---- Records provided

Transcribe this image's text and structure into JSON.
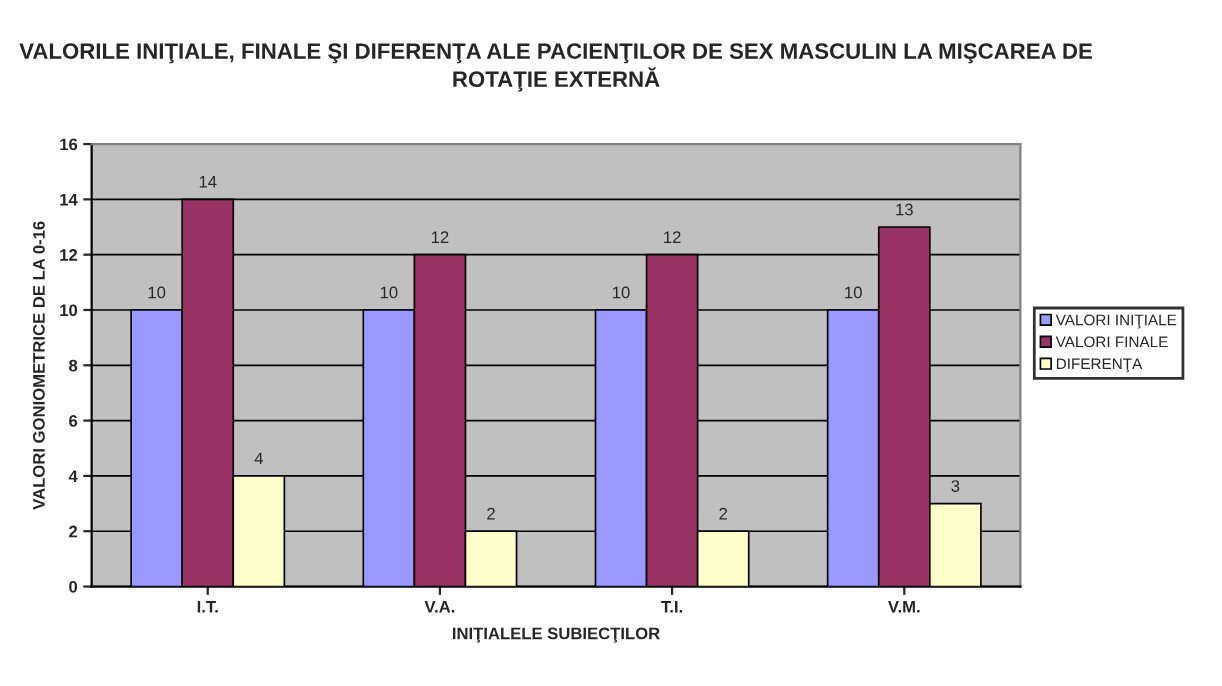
{
  "chart_data": {
    "type": "bar",
    "title": "VALORILE INIŢIALE, FINALE ŞI DIFERENŢA ALE PACIENŢILOR DE SEX MASCULIN LA MIŞCAREA DE ROTAŢIE EXTERNĂ",
    "xlabel": "INIŢIALELE SUBIECŢILOR",
    "ylabel": "VALORI GONIOMETRICE DE LA 0-16",
    "categories": [
      "I.T.",
      "V.A.",
      "T.I.",
      "V.M."
    ],
    "series": [
      {
        "name": "VALORI INIŢIALE",
        "color": "#9999ff",
        "values": [
          10,
          10,
          10,
          10
        ]
      },
      {
        "name": "VALORI FINALE",
        "color": "#993366",
        "values": [
          14,
          12,
          12,
          13
        ]
      },
      {
        "name": "DIFERENŢA",
        "color": "#ffffcc",
        "values": [
          4,
          2,
          2,
          3
        ]
      }
    ],
    "ylim": [
      0,
      16
    ],
    "yticks": [
      0,
      2,
      4,
      6,
      8,
      10,
      12,
      14,
      16
    ],
    "grid": "y",
    "legend": "right",
    "data_labels": true
  }
}
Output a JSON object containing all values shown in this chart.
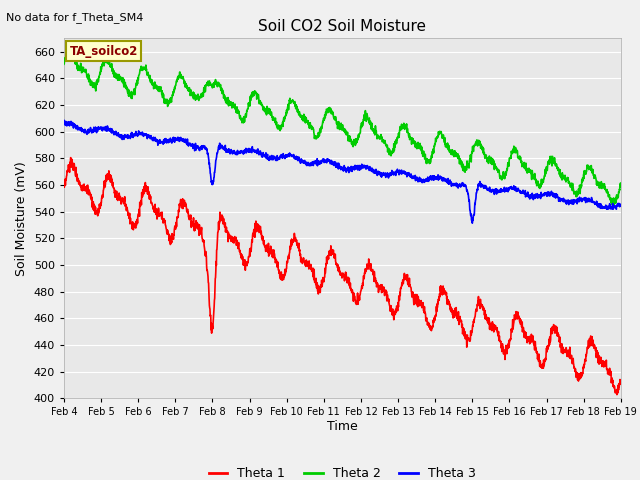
{
  "title": "Soil CO2 Soil Moisture",
  "subtitle": "No data for f_Theta_SM4",
  "xlabel": "Time",
  "ylabel": "Soil Moisture (mV)",
  "ylim": [
    400,
    670
  ],
  "xlim": [
    0,
    15
  ],
  "xtick_labels": [
    "Feb 4",
    "Feb 5",
    "Feb 6",
    "Feb 7",
    "Feb 8",
    "Feb 9",
    "Feb 10",
    "Feb 11",
    "Feb 12",
    "Feb 13",
    "Feb 14",
    "Feb 15",
    "Feb 16",
    "Feb 17",
    "Feb 18",
    "Feb 19"
  ],
  "annotation_box": "TA_soilco2",
  "bg_color": "#e8e8e8",
  "grid_color": "#ffffff",
  "theta1_color": "#ff0000",
  "theta2_color": "#00cc00",
  "theta3_color": "#0000ff",
  "line_width": 1.2
}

--------

* **Short problem**
Using the records given above, list every line that includes the word "this".

* **Worked solution**
Transcribe this image's text and structure into JSON.
Output a JSON object containing all values shown in this chart.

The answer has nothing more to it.